# Set task
Retype the records below exactly as they appear.

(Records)
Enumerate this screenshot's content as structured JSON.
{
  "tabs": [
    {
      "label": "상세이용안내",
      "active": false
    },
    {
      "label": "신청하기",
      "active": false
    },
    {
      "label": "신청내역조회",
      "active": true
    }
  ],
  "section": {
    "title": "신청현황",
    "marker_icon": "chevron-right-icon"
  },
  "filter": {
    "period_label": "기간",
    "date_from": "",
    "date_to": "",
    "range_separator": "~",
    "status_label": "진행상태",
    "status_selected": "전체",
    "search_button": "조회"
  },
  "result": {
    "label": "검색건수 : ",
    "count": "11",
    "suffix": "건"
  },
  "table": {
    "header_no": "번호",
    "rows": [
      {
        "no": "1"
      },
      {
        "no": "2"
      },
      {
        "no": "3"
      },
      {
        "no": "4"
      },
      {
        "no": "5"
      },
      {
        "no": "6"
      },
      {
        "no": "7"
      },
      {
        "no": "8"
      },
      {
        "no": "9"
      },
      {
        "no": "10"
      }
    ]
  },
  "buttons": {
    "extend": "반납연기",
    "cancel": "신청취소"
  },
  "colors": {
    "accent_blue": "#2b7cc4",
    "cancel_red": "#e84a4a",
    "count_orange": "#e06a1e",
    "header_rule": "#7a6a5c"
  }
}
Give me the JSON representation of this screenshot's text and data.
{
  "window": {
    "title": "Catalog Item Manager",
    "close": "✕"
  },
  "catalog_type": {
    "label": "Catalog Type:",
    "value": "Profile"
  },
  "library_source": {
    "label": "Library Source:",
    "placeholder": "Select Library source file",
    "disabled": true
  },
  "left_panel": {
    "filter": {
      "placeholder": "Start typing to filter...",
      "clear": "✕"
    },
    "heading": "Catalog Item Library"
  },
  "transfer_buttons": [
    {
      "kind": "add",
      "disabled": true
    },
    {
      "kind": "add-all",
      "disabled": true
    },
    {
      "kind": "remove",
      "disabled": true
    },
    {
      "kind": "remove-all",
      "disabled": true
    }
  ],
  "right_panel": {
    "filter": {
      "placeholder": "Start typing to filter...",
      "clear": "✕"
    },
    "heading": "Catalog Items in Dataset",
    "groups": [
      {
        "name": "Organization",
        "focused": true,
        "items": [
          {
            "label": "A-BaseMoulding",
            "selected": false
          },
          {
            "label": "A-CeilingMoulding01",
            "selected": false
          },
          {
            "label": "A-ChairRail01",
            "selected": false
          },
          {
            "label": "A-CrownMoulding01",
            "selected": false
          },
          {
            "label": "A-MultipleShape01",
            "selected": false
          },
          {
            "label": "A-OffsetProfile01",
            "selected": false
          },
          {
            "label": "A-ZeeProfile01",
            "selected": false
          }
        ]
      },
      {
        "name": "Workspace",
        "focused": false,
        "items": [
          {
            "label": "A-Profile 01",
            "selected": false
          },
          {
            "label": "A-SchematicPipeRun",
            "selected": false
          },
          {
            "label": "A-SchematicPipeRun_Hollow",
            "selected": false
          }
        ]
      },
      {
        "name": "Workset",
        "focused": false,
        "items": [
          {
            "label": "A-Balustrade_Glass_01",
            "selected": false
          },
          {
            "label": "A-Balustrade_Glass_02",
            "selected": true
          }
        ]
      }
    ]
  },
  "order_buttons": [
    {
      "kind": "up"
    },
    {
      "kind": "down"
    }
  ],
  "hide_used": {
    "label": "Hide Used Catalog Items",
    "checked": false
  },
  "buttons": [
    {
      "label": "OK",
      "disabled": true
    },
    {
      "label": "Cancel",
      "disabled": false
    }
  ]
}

# Full response
Enumerate this screenshot's content as structured JSON.
{
  "tabs": [
    {
      "label": "상세이용안내",
      "active": false
    },
    {
      "label": "신청하기",
      "active": false
    },
    {
      "label": "신청내역조회",
      "active": true
    }
  ],
  "section": {
    "title": "신청현황",
    "marker_icon": "chevron-right-icon"
  },
  "filter": {
    "period_label": "기간",
    "date_from": "",
    "date_to": "",
    "range_separator": "~",
    "status_label": "진행상태",
    "status_selected": "전체",
    "search_button": "조회"
  },
  "result": {
    "label": "검색건수 : ",
    "count": "11",
    "suffix": "건"
  },
  "table": {
    "header_no": "번호",
    "rows": [
      {
        "no": "1"
      },
      {
        "no": "2"
      },
      {
        "no": "3"
      },
      {
        "no": "4"
      },
      {
        "no": "5"
      },
      {
        "no": "6"
      },
      {
        "no": "7"
      },
      {
        "no": "8"
      },
      {
        "no": "9"
      },
      {
        "no": "10"
      }
    ]
  },
  "buttons": {
    "extend": "반납연기",
    "cancel": "신청취소"
  },
  "colors": {
    "accent_blue": "#2b7cc4",
    "cancel_red": "#e84a4a",
    "count_orange": "#e06a1e",
    "header_rule": "#7a6a5c"
  }
}
Give me the JSON representation of this screenshot's text and data.
{
  "window": {
    "title": "Catalog Item Manager",
    "close": "✕"
  },
  "catalog_type": {
    "label": "Catalog Type:",
    "value": "Profile"
  },
  "library_source": {
    "label": "Library Source:",
    "placeholder": "Select Library source file",
    "disabled": true
  },
  "left_panel": {
    "filter": {
      "placeholder": "Start typing to filter...",
      "clear": "✕"
    },
    "heading": "Catalog Item Library"
  },
  "transfer_buttons": [
    {
      "kind": "add",
      "disabled": true
    },
    {
      "kind": "add-all",
      "disabled": true
    },
    {
      "kind": "remove",
      "disabled": true
    },
    {
      "kind": "remove-all",
      "disabled": true
    }
  ],
  "right_panel": {
    "filter": {
      "placeholder": "Start typing to filter...",
      "clear": "✕"
    },
    "heading": "Catalog Items in Dataset",
    "groups": [
      {
        "name": "Organization",
        "focused": true,
        "items": [
          {
            "label": "A-BaseMoulding",
            "selected": false
          },
          {
            "label": "A-CeilingMoulding01",
            "selected": false
          },
          {
            "label": "A-ChairRail01",
            "selected": false
          },
          {
            "label": "A-CrownMoulding01",
            "selected": false
          },
          {
            "label": "A-MultipleShape01",
            "selected": false
          },
          {
            "label": "A-OffsetProfile01",
            "selected": false
          },
          {
            "label": "A-ZeeProfile01",
            "selected": false
          }
        ]
      },
      {
        "name": "Workspace",
        "focused": false,
        "items": [
          {
            "label": "A-Profile 01",
            "selected": false
          },
          {
            "label": "A-SchematicPipeRun",
            "selected": false
          },
          {
            "label": "A-SchematicPipeRun_Hollow",
            "selected": false
          }
        ]
      },
      {
        "name": "Workset",
        "focused": false,
        "items": [
          {
            "label": "A-Balustrade_Glass_01",
            "selected": false
          },
          {
            "label": "A-Balustrade_Glass_02",
            "selected": true
          }
        ]
      }
    ]
  },
  "order_buttons": [
    {
      "kind": "up"
    },
    {
      "kind": "down"
    }
  ],
  "hide_used": {
    "label": "Hide Used Catalog Items",
    "checked": false
  },
  "buttons": [
    {
      "label": "OK",
      "disabled": true
    },
    {
      "label": "Cancel",
      "disabled": false
    }
  ]
}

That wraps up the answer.